__TASK PROMPT__:
Each line of the data that includes the string "style" is to be copied out.

Stored records
/---

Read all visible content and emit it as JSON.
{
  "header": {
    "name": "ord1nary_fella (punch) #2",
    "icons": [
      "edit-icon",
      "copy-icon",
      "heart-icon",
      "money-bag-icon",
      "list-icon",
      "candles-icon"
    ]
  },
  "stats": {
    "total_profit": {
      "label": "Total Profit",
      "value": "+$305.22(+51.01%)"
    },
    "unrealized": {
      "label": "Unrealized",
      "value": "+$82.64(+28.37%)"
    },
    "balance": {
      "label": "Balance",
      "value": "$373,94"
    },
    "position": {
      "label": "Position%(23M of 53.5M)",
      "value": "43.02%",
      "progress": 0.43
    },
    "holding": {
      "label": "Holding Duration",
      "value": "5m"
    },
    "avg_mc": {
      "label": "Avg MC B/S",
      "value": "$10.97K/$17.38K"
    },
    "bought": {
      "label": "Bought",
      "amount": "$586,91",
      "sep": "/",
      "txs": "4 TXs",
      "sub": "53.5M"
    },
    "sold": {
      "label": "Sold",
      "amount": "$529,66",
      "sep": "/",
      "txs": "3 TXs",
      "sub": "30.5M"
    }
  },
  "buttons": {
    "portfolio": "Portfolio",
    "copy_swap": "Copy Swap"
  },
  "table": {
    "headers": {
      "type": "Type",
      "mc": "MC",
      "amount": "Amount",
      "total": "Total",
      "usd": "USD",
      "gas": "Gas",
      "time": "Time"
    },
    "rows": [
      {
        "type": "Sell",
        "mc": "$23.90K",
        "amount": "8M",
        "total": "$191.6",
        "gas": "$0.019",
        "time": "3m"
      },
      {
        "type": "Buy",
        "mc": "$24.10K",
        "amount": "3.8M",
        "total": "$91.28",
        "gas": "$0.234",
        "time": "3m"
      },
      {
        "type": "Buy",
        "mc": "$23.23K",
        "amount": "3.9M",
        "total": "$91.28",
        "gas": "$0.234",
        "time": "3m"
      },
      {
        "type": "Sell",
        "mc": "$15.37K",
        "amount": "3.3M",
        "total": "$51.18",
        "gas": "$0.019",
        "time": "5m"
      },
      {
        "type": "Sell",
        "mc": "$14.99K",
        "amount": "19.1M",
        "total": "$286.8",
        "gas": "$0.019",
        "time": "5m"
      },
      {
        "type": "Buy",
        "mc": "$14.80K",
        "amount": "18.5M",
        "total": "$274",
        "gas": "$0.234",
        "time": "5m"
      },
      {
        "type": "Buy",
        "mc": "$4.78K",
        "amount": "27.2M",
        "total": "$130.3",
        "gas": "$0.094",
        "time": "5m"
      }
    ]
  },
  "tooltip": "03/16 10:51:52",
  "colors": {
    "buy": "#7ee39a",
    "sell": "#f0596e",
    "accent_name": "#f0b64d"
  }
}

\---
/---

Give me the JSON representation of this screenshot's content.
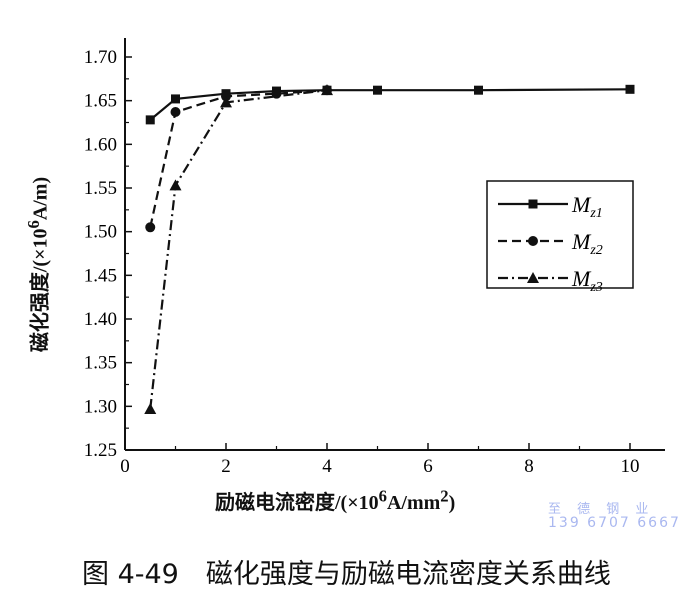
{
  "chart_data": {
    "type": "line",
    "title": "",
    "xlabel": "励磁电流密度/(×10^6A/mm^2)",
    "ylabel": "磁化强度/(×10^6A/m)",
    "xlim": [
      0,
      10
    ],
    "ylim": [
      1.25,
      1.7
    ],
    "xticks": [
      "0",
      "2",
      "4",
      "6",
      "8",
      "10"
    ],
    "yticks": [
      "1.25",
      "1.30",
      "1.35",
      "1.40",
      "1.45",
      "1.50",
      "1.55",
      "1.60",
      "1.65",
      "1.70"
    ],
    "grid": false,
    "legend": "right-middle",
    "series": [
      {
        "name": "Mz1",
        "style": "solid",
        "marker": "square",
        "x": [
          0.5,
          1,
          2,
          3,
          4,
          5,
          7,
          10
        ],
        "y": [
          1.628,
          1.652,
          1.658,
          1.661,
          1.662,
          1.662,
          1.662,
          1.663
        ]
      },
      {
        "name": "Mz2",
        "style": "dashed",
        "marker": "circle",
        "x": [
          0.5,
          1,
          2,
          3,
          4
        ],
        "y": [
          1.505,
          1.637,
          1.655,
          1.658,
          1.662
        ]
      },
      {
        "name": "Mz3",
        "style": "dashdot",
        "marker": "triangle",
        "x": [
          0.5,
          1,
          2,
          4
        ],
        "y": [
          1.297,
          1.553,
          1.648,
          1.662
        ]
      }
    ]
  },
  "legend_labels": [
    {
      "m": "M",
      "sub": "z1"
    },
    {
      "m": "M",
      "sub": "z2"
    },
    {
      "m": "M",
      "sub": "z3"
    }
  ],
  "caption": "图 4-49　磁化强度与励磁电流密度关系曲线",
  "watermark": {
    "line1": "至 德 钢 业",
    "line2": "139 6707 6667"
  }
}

\---
/---

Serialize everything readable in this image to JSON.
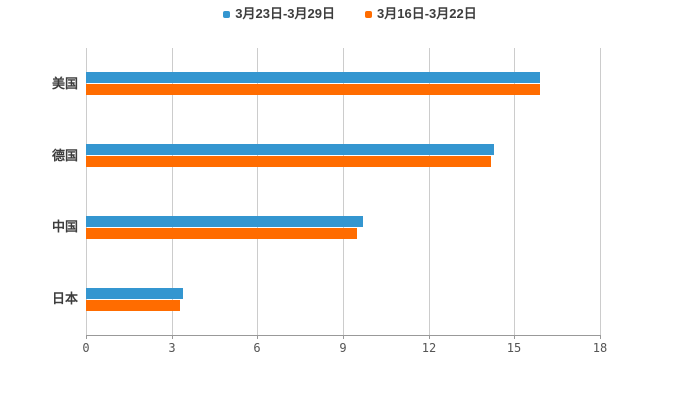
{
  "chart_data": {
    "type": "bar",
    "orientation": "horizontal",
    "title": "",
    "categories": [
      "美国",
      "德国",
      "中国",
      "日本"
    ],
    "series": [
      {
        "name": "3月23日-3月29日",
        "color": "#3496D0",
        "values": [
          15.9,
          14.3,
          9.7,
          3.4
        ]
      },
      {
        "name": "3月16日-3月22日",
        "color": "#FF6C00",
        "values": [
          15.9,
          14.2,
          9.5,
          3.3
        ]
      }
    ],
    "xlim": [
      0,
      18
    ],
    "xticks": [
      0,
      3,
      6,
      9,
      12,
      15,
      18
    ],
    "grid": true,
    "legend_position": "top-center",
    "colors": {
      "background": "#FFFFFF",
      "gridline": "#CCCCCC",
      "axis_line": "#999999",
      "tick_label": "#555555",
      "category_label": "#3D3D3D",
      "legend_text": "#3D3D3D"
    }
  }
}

\---

__ANSWER TO THIS EXERCISE__:
        "style": "solid",
        "style": "dashed",
        "style": "dashdot",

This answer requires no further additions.